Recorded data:
^^^^

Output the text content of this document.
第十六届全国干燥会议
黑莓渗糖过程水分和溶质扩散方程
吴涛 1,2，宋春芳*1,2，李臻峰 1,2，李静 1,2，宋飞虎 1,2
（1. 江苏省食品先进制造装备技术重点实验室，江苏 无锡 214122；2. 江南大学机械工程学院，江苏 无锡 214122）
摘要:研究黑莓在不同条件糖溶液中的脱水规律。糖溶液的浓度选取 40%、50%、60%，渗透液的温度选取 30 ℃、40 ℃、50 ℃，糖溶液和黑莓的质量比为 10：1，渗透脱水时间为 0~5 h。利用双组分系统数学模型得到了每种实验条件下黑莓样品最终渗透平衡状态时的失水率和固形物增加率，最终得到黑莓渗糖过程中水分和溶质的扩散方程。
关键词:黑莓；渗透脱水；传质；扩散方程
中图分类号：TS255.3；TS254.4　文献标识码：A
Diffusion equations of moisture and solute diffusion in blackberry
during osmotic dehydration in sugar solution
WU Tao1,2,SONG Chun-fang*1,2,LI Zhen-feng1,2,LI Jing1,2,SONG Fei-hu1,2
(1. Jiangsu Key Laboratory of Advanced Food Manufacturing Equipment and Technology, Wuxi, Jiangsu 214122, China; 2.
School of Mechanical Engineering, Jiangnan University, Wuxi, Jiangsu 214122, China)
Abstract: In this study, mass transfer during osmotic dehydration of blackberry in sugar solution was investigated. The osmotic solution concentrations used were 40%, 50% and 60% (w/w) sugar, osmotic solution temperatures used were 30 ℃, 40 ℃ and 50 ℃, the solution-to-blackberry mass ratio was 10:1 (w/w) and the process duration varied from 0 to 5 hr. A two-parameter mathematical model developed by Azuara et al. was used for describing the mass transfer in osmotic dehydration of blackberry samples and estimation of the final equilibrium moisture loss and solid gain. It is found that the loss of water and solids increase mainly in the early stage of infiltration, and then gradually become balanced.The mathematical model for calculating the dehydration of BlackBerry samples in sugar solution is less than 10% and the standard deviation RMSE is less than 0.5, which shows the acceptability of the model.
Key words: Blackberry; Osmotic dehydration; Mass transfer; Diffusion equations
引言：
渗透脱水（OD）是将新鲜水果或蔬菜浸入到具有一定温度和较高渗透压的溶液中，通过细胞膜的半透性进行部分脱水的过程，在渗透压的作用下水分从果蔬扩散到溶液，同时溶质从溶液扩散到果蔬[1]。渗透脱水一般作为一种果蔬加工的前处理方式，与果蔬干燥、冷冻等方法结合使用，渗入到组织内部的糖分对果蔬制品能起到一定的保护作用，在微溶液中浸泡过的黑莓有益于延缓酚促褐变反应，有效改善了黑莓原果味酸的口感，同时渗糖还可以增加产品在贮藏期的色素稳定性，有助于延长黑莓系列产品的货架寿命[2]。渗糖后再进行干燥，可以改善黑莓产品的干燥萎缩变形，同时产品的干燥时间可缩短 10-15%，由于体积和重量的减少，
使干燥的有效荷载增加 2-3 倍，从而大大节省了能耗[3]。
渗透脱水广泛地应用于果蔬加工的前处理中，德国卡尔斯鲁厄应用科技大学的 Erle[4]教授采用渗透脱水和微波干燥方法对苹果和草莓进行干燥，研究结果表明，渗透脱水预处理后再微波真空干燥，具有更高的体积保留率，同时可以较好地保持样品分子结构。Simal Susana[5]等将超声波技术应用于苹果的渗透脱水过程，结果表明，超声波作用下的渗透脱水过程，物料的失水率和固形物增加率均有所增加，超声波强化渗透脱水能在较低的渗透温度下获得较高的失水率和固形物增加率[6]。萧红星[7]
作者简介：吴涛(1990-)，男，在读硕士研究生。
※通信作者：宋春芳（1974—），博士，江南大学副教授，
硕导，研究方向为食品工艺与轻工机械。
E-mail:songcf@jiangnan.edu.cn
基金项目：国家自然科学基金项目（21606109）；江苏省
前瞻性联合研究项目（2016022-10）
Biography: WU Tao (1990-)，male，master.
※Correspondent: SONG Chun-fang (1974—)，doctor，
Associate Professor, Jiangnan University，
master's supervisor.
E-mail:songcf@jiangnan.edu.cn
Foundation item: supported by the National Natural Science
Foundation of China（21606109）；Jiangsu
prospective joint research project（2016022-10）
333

^^^^

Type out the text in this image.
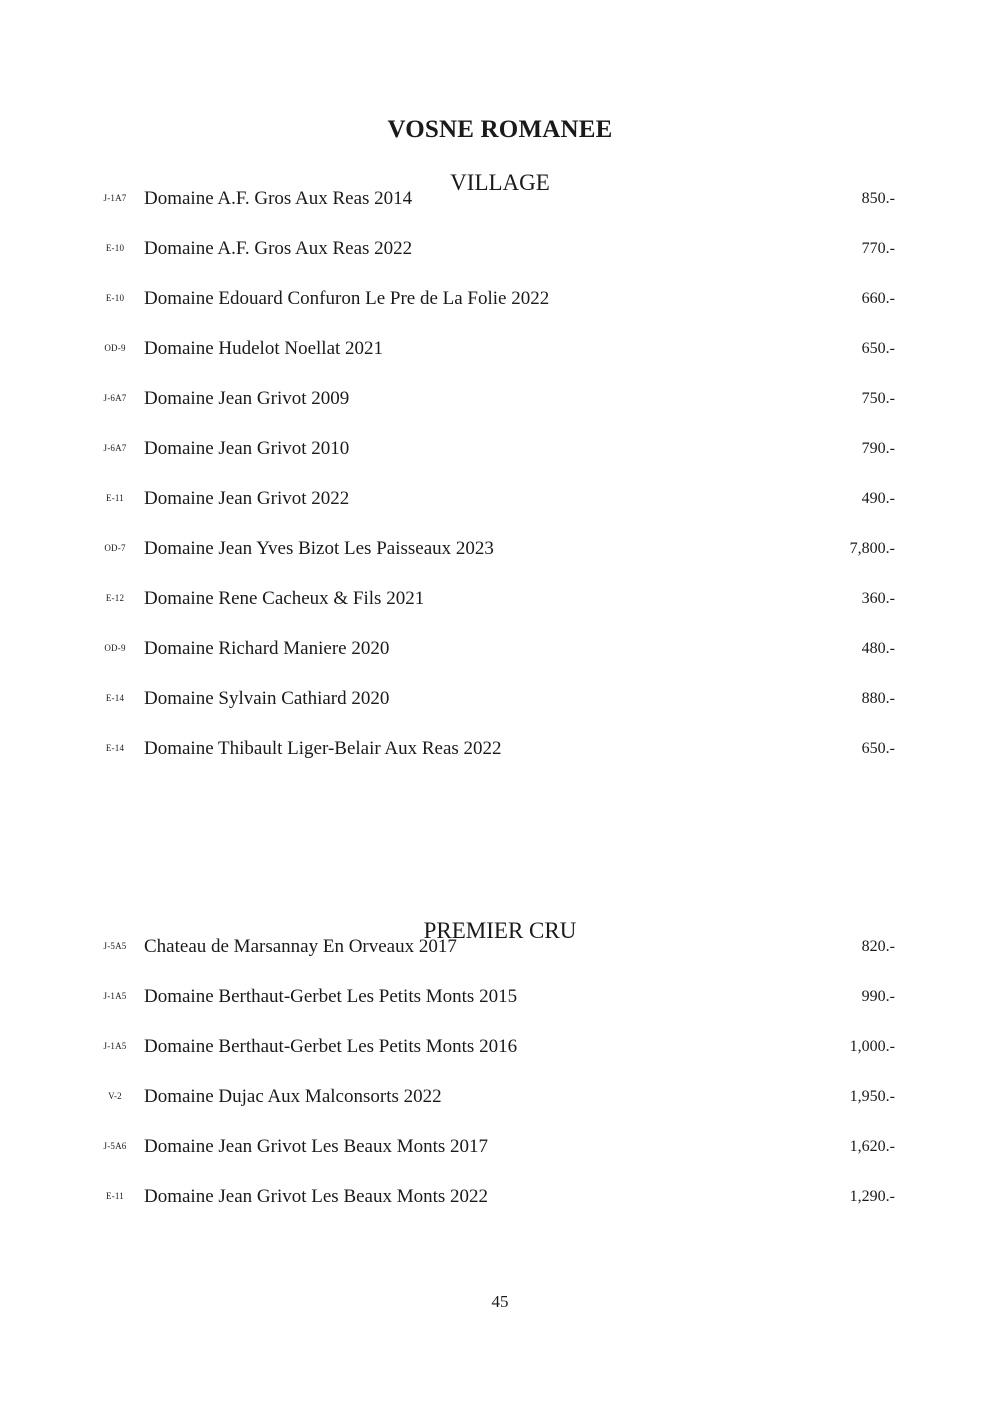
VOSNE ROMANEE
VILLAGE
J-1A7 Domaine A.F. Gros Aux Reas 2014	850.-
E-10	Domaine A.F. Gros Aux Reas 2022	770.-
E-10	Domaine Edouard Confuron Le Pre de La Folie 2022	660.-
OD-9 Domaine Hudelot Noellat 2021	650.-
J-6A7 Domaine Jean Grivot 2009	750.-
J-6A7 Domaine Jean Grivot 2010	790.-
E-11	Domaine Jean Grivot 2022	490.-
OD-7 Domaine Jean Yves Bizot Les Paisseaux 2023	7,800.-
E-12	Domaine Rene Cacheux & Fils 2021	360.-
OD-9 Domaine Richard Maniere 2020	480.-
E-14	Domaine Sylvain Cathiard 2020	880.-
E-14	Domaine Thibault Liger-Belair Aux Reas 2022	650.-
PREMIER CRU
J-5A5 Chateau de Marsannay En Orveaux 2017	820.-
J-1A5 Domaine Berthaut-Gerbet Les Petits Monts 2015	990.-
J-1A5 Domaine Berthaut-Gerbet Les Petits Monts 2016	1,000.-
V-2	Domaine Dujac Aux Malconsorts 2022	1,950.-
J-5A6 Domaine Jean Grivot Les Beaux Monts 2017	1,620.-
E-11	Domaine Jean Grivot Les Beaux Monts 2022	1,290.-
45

^^^^

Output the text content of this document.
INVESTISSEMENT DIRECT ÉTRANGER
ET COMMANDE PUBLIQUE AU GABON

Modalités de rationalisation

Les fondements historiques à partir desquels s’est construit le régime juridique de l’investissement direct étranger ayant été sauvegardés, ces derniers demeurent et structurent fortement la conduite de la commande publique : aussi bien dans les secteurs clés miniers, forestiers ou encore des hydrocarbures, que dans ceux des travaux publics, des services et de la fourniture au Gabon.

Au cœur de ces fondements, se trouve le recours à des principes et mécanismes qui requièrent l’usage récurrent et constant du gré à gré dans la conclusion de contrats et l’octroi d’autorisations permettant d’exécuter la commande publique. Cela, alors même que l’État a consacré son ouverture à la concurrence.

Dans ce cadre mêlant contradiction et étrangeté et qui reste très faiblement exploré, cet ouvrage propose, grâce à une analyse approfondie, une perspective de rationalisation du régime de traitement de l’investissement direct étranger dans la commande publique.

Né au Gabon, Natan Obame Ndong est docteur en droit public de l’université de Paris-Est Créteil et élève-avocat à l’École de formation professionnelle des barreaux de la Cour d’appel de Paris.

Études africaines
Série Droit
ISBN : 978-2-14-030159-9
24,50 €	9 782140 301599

^^^^

Isolate each line of the listing above that includes "Jiangsu". Copy it.

**ANSWER TO THE TASK**
(1. Jiangsu Key Laboratory of Advanced Food Manufacturing Equipment and Technology, Wuxi, Jiangsu 214122, China; 2.
School of Mechanical Engineering, Jiangnan University, Wuxi, Jiangsu 214122, China)
Foundation of China（21606109）；Jiangsu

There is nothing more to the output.